[Data excerpts]
▼▼▼
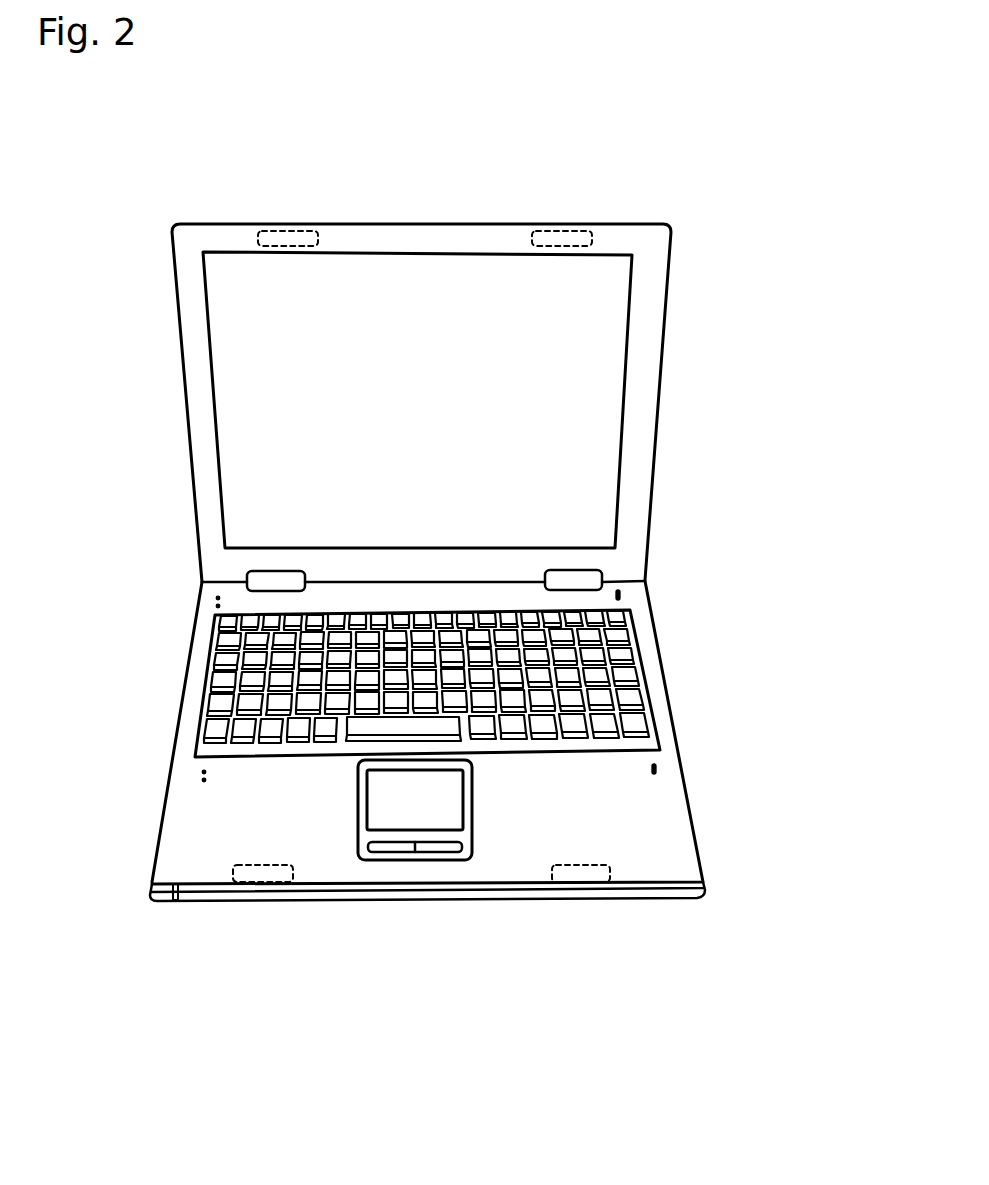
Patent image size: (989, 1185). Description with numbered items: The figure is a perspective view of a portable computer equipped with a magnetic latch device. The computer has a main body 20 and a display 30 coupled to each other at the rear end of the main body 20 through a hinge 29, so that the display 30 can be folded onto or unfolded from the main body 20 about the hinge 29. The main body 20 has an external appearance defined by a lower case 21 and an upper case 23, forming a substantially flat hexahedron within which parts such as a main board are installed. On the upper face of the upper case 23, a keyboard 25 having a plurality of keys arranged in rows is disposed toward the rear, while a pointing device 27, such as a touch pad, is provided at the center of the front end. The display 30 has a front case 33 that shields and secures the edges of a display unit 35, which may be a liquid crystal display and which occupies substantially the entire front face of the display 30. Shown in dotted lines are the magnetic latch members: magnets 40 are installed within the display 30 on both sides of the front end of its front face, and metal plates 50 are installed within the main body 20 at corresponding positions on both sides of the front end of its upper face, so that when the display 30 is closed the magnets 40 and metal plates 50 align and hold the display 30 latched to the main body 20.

The main body 20 is at (475, 796).
The lower case 21 is at (493, 898).
The upper case 23 is at (637, 882).
The keyboard 25 is at (623, 680).
The pointing device 27 is at (405, 872).
The hinge 29 is at (258, 579).
The display 30 is at (502, 351).
The front case 33 is at (652, 325).
The display unit 35 is at (598, 407).
The magnets 40 is at (292, 232).
The metal plates 50 is at (262, 884).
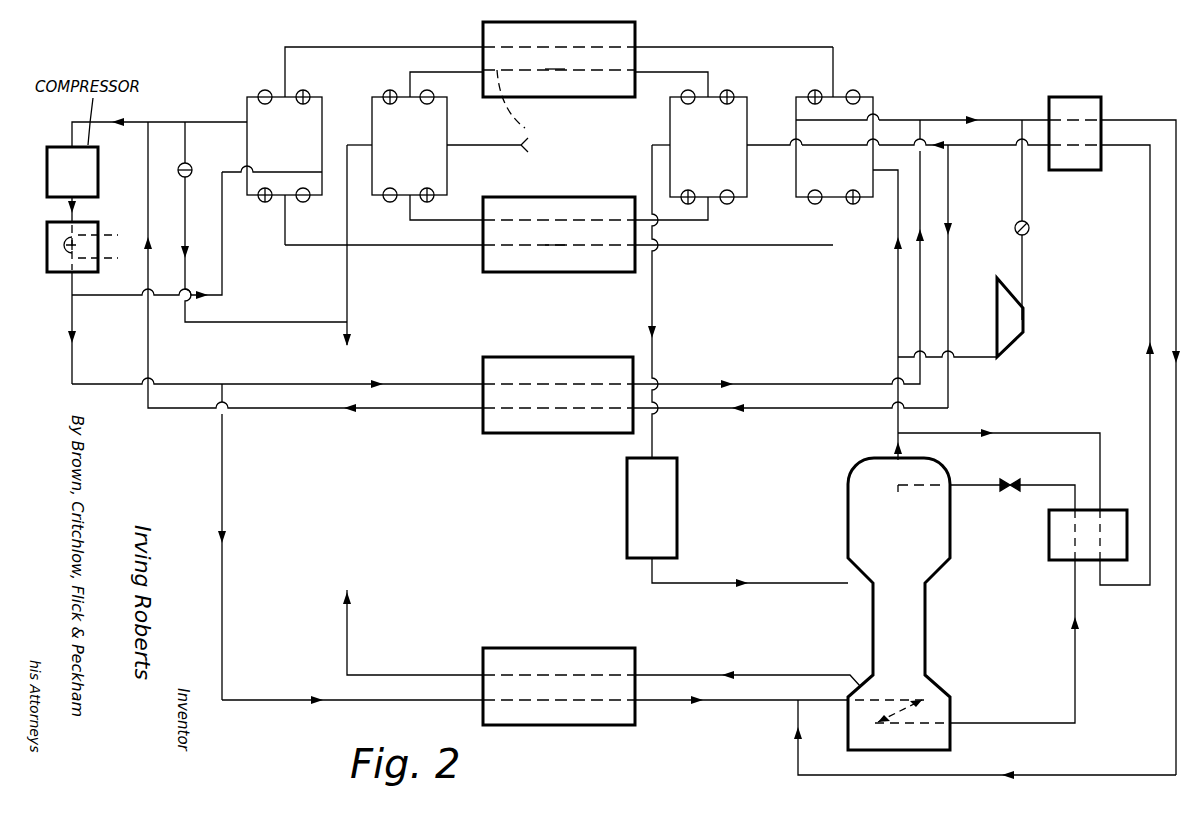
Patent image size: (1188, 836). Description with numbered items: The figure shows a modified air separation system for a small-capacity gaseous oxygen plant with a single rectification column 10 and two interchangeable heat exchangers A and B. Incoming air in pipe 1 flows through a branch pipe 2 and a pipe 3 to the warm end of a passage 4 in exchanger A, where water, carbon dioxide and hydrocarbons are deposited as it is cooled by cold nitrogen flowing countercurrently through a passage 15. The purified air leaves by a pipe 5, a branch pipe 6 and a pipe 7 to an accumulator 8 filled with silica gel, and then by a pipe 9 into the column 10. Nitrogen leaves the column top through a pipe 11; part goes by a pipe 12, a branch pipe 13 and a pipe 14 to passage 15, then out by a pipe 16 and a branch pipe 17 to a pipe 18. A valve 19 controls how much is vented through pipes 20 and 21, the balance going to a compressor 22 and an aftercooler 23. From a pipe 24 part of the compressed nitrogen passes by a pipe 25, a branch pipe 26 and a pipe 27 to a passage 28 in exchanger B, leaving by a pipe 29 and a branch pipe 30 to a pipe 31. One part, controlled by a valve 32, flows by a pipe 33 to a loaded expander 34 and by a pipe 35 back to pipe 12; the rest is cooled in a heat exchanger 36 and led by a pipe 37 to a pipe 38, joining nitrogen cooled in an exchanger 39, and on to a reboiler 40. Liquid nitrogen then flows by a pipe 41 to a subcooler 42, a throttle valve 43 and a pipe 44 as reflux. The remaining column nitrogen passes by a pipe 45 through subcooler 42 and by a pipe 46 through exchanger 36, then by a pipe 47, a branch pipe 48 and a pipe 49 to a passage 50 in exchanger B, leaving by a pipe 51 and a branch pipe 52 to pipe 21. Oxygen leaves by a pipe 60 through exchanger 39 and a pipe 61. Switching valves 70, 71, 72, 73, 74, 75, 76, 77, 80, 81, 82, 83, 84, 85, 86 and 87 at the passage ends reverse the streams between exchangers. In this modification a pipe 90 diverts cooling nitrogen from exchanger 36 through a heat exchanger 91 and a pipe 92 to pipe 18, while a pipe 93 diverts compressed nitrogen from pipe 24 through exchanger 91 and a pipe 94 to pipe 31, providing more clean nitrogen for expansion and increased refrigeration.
▲▲▲
## STATED TASK
Copy every item above word for word, leaving out the pictures.

## THE COMPLETED TASK
Patent image size: (989, 1185). Description with numbered items: The figure is a perspective view of a portable computer equipped with a magnetic latch device. The computer has a main body 20 and a display 30 coupled to each other at the rear end of the main body 20 through a hinge 29, so that the display 30 can be folded onto or unfolded from the main body 20 about the hinge 29. The main body 20 has an external appearance defined by a lower case 21 and an upper case 23, forming a substantially flat hexahedron within which parts such as a main board are installed. On the upper face of the upper case 23, a keyboard 25 having a plurality of keys arranged in rows is disposed toward the rear, while a pointing device 27, such as a touch pad, is provided at the center of the front end. The display 30 has a front case 33 that shields and secures the edges of a display unit 35, which may be a liquid crystal display and which occupies substantially the entire front face of the display 30. Shown in dotted lines are the magnetic latch members: magnets 40 are installed within the display 30 on both sides of the front end of its front face, and metal plates 50 are installed within the main body 20 at corresponding positions on both sides of the front end of its upper face, so that when the display 30 is closed the magnets 40 and metal plates 50 align and hold the display 30 latched to the main body 20.

The main body 20 is at (475, 796).
The lower case 21 is at (493, 898).
The upper case 23 is at (637, 882).
The keyboard 25 is at (623, 680).
The pointing device 27 is at (405, 872).
The hinge 29 is at (258, 579).
The display 30 is at (502, 351).
The front case 33 is at (652, 325).
The display unit 35 is at (598, 407).
The magnets 40 is at (292, 232).
The metal plates 50 is at (262, 884).
Patent image size: (1188, 836). Description with numbered items: The figure shows a modified air separation system for a small-capacity gaseous oxygen plant with a single rectification column 10 and two interchangeable heat exchangers A and B. Incoming air in pipe 1 flows through a branch pipe 2 and a pipe 3 to the warm end of a passage 4 in exchanger A, where water, carbon dioxide and hydrocarbons are deposited as it is cooled by cold nitrogen flowing countercurrently through a passage 15. The purified air leaves by a pipe 5, a branch pipe 6 and a pipe 7 to an accumulator 8 filled with silica gel, and then by a pipe 9 into the column 10. Nitrogen leaves the column top through a pipe 11; part goes by a pipe 12, a branch pipe 13 and a pipe 14 to passage 15, then out by a pipe 16 and a branch pipe 17 to a pipe 18. A valve 19 controls how much is vented through pipes 20 and 21, the balance going to a compressor 22 and an aftercooler 23. From a pipe 24 part of the compressed nitrogen passes by a pipe 25, a branch pipe 26 and a pipe 27 to a passage 28 in exchanger B, leaving by a pipe 29 and a branch pipe 30 to a pipe 31. One part, controlled by a valve 32, flows by a pipe 33 to a loaded expander 34 and by a pipe 35 back to pipe 12; the rest is cooled in a heat exchanger 36 and led by a pipe 37 to a pipe 38, joining nitrogen cooled in an exchanger 39, and on to a reboiler 40. Liquid nitrogen then flows by a pipe 41 to a subcooler 42, a throttle valve 43 and a pipe 44 as reflux. The remaining column nitrogen passes by a pipe 45 through subcooler 42 and by a pipe 46 through exchanger 36, then by a pipe 47, a branch pipe 48 and a pipe 49 to a passage 50 in exchanger B, leaving by a pipe 51 and a branch pipe 52 to pipe 21. Oxygen leaves by a pipe 60 through exchanger 39 and a pipe 61. Switching valves 70, 71, 72, 73, 74, 75, 76, 77, 80, 81, 82, 83, 84, 85, 86 and 87 at the passage ends reverse the streams between exchangers. In this modification a pipe 90 diverts cooling nitrogen from exchanger 36 through a heat exchanger 91 and a pipe 92 to pipe 18, while a pipe 93 diverts compressed nitrogen from pipe 24 through exchanger 91 and a pipe 94 to pipe 31, providing more clean nitrogen for expansion and increased refrigeration.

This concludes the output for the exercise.